**WHAT TO DO**
Lines holding the string "Übrige" are the ones to copy from this listing.

**DATA SECTION**
##############################

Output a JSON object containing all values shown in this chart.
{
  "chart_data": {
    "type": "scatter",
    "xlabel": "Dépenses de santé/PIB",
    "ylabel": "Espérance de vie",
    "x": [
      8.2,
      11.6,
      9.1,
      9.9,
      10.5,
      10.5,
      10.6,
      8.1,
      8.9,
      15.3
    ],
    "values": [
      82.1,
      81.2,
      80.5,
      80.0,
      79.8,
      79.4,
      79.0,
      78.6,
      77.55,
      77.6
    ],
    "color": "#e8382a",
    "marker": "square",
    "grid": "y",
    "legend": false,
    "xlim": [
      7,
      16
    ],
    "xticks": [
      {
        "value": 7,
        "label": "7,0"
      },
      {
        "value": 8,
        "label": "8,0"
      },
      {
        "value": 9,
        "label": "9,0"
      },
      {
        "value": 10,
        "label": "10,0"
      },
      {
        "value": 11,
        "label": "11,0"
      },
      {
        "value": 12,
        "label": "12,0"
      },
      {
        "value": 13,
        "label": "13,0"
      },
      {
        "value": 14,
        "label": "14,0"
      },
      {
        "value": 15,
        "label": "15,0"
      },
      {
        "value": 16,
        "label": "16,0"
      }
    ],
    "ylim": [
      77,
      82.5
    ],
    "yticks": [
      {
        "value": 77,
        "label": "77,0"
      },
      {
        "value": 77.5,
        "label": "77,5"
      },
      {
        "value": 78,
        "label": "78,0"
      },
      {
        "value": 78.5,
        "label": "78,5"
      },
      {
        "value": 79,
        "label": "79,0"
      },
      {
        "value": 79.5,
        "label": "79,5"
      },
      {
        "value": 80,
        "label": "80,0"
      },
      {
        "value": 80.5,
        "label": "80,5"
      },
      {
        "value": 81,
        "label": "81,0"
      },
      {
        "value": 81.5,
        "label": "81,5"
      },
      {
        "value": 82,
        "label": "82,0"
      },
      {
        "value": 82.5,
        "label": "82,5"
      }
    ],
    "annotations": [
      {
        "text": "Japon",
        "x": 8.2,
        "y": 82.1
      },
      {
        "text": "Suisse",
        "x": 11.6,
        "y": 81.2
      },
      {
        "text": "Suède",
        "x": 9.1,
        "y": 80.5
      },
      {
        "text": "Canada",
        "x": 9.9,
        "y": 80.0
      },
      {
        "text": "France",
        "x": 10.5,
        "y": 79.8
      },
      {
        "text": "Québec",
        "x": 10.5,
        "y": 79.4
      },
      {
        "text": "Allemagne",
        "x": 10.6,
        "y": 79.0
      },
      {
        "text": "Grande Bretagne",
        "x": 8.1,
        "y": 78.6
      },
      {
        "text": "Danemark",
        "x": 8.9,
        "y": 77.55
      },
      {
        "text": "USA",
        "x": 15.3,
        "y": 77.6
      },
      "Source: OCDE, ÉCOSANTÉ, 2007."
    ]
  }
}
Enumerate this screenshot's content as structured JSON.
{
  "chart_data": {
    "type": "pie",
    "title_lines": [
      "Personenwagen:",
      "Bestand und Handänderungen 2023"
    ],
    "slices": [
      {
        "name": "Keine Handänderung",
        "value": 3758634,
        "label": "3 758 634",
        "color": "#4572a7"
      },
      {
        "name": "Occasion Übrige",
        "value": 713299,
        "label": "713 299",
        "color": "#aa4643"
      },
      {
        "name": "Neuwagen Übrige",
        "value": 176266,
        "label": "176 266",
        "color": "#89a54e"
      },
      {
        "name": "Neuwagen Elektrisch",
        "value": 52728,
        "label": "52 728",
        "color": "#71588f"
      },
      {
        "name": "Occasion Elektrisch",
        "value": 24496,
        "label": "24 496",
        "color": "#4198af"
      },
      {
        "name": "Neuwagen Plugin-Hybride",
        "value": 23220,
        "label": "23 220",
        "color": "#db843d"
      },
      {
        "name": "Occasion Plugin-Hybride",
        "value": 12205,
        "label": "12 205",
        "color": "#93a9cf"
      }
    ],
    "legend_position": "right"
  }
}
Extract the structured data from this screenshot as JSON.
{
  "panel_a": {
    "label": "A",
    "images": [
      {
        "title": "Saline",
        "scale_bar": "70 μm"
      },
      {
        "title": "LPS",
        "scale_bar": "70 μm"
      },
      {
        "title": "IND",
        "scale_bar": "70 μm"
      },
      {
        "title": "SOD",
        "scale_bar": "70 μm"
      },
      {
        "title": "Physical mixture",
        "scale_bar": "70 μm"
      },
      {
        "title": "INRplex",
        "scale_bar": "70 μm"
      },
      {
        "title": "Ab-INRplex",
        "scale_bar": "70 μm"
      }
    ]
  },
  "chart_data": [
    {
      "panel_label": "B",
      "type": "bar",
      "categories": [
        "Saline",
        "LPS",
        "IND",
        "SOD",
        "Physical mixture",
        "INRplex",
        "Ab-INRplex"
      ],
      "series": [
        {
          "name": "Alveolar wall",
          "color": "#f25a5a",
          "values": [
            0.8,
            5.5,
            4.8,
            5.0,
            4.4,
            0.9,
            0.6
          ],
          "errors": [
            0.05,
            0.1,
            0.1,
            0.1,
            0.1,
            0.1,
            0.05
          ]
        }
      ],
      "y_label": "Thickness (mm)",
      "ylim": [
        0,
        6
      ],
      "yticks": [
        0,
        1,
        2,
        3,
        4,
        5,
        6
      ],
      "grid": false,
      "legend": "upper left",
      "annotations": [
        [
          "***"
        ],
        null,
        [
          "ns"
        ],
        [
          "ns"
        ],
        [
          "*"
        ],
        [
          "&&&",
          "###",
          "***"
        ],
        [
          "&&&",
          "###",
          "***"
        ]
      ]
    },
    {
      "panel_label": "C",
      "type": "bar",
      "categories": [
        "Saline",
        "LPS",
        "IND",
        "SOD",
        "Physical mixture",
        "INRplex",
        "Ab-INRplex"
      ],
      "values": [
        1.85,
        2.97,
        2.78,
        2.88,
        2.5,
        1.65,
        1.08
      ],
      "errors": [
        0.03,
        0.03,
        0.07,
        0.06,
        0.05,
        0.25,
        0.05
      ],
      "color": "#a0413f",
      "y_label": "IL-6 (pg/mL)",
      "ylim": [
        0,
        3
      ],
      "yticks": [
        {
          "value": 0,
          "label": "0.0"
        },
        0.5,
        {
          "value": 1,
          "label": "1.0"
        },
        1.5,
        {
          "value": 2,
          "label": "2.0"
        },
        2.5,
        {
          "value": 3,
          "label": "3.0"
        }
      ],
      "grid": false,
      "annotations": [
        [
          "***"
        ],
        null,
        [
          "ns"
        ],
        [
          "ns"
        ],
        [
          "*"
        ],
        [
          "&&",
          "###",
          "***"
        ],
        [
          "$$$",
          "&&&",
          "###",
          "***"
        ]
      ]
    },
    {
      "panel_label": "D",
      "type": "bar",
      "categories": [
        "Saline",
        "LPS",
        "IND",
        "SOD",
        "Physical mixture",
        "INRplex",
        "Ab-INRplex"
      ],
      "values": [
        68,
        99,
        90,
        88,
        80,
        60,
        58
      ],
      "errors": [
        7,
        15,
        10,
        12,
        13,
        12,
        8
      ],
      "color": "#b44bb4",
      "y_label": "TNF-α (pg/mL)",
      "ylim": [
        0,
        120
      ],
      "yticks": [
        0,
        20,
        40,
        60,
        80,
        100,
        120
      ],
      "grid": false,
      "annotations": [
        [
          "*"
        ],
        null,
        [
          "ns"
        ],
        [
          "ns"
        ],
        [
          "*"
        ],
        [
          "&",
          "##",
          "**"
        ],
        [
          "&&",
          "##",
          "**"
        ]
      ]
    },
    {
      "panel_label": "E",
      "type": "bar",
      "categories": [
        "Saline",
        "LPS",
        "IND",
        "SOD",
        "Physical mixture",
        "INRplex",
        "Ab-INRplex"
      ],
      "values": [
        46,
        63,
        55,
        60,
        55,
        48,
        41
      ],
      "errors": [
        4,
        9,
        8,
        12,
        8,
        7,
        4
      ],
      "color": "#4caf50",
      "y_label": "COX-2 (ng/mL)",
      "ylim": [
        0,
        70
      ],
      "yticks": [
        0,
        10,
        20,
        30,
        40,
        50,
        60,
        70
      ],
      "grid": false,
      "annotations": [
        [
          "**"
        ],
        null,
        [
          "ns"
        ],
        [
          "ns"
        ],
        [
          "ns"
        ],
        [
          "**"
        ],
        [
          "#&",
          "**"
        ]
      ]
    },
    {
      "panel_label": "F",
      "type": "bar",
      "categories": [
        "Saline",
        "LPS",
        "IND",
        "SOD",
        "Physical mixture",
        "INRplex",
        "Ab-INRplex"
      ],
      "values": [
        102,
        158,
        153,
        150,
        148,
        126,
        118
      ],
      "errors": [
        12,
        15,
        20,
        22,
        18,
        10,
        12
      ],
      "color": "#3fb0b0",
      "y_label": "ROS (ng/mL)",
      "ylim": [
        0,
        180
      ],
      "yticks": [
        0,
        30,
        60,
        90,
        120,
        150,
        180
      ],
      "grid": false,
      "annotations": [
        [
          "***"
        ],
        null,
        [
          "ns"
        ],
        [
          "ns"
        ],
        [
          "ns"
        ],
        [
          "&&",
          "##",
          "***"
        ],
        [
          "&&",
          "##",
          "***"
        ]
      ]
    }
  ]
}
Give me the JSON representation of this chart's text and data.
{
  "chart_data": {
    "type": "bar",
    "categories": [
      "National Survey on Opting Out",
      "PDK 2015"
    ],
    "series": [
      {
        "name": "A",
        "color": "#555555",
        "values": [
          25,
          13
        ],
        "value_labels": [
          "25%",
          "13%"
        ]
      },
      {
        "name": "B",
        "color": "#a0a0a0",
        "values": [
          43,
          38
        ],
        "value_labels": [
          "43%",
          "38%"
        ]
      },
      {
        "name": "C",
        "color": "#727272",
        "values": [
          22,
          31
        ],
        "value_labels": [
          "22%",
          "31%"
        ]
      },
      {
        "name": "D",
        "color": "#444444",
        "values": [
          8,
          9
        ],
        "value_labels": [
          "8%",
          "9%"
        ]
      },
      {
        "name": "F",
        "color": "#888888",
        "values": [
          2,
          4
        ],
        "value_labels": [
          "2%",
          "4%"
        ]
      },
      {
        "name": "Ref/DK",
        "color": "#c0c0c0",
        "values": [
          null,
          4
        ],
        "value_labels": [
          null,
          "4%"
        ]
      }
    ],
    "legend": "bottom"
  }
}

##############################

**WORKED SOLUTION**
        "name": "Occasion Übrige",
        "name": "Neuwagen Übrige",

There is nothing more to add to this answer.